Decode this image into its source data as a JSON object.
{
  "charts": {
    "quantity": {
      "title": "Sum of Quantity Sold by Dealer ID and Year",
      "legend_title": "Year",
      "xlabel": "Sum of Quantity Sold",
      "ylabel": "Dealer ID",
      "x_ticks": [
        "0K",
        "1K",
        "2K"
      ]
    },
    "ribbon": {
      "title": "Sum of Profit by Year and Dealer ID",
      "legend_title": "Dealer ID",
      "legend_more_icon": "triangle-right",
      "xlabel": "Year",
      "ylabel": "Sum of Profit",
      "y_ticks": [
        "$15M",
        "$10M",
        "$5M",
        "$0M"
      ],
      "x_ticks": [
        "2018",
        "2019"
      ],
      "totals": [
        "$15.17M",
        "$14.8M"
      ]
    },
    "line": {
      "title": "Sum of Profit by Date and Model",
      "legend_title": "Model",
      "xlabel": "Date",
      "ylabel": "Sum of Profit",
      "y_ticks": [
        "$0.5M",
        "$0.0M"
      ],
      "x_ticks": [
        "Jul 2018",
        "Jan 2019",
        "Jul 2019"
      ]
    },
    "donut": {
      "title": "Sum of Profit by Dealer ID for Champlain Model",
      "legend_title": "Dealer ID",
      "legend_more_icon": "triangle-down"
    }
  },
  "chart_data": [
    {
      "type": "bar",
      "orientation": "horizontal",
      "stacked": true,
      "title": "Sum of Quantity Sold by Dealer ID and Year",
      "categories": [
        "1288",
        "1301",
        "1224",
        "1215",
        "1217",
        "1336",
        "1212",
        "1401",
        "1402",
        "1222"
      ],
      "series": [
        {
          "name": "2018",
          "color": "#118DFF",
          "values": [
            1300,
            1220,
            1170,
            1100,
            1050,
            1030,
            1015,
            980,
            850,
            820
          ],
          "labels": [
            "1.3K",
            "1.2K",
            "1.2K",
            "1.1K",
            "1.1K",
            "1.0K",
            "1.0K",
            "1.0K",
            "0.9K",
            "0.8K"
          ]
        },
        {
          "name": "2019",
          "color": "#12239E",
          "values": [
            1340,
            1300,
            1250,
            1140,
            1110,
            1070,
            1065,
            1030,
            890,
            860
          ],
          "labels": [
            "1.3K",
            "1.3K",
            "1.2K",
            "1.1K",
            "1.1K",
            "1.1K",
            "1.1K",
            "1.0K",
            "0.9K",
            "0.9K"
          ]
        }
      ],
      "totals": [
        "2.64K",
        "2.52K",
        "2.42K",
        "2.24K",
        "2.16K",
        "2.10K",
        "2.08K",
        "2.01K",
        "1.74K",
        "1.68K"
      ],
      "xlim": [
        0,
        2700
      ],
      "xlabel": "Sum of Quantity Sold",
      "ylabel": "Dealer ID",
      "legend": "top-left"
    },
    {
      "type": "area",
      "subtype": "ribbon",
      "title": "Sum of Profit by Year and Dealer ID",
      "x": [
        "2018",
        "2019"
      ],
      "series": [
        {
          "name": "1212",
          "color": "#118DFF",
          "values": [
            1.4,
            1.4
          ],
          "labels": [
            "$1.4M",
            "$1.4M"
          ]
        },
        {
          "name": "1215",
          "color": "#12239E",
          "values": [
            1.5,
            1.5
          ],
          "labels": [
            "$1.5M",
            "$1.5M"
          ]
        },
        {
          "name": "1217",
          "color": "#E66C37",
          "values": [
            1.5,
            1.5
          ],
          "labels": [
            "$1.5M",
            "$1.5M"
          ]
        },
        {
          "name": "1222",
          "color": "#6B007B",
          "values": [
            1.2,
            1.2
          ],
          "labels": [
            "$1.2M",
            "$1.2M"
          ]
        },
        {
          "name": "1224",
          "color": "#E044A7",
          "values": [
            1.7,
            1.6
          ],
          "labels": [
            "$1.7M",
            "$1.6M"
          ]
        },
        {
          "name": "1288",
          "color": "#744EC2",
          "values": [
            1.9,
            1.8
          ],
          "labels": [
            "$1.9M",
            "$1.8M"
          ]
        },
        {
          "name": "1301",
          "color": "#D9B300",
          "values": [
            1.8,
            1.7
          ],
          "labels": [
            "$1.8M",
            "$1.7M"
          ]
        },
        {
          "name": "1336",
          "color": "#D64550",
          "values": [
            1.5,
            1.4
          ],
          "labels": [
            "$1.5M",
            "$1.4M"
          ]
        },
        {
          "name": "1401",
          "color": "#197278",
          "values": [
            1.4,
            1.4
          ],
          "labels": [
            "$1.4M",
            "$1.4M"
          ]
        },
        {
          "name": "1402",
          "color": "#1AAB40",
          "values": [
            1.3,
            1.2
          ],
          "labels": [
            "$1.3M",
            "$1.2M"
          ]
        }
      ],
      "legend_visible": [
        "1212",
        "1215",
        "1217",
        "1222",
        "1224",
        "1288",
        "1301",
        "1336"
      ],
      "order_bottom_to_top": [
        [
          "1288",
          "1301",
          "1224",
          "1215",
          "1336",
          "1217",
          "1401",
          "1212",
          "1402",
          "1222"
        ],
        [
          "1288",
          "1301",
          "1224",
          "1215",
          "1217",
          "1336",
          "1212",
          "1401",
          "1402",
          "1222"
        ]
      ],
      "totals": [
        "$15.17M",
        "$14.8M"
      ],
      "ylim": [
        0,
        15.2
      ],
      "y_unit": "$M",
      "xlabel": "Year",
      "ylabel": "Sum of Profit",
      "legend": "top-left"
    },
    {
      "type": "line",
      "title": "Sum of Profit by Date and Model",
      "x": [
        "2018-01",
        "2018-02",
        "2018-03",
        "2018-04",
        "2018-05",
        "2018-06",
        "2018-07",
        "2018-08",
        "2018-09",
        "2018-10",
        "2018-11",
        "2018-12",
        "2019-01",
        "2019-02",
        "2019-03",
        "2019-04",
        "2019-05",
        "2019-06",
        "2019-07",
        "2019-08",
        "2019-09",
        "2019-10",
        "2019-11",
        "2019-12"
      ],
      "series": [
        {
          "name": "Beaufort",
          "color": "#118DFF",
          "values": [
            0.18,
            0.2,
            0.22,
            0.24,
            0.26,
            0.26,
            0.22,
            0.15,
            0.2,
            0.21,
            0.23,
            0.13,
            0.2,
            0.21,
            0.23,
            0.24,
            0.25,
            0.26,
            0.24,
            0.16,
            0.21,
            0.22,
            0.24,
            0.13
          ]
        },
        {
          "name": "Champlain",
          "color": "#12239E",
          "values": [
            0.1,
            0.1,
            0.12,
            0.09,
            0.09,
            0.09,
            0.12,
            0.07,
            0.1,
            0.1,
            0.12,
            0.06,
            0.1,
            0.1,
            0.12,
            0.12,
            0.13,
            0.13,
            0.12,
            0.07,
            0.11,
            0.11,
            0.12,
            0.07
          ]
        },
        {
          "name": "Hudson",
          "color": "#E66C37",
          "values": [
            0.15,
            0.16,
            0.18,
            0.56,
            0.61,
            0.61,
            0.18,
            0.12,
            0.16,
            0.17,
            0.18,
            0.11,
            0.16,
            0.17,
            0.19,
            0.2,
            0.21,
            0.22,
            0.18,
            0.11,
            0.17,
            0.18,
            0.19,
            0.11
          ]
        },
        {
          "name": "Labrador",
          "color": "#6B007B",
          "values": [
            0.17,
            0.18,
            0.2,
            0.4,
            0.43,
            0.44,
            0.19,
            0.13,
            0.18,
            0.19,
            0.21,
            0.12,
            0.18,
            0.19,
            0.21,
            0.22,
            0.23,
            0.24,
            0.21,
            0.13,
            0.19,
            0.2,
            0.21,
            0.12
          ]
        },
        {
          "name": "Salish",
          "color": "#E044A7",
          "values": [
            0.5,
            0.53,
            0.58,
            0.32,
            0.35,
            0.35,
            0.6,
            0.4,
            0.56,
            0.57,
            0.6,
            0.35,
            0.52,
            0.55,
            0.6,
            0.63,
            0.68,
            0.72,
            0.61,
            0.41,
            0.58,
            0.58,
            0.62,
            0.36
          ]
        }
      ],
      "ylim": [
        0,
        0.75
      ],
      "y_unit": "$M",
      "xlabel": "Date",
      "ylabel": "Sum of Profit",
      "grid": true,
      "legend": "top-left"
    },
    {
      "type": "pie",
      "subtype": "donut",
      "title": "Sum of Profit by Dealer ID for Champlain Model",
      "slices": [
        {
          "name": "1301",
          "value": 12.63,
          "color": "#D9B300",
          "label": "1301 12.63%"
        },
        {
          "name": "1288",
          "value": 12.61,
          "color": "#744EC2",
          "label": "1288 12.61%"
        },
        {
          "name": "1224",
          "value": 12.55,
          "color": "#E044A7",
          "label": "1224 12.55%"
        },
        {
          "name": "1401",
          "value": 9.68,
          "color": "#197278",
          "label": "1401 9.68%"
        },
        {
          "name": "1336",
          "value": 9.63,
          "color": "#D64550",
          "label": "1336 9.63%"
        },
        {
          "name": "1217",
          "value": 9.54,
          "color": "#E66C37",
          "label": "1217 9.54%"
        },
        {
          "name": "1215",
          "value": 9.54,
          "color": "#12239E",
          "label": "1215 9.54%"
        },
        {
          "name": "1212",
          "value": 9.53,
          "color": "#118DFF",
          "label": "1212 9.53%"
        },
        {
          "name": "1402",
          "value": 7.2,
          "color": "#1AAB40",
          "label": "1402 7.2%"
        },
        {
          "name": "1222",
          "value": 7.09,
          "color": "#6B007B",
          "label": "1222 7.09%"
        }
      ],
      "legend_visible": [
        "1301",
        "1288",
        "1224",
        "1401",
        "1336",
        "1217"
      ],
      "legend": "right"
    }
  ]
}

■ **Challenge**
Locate the string "triangle" in the listing above and copy every line where it occurs.

■ **Solution for this task**
      "legend_more_icon": "triangle-right",
      "legend_more_icon": "triangle-down"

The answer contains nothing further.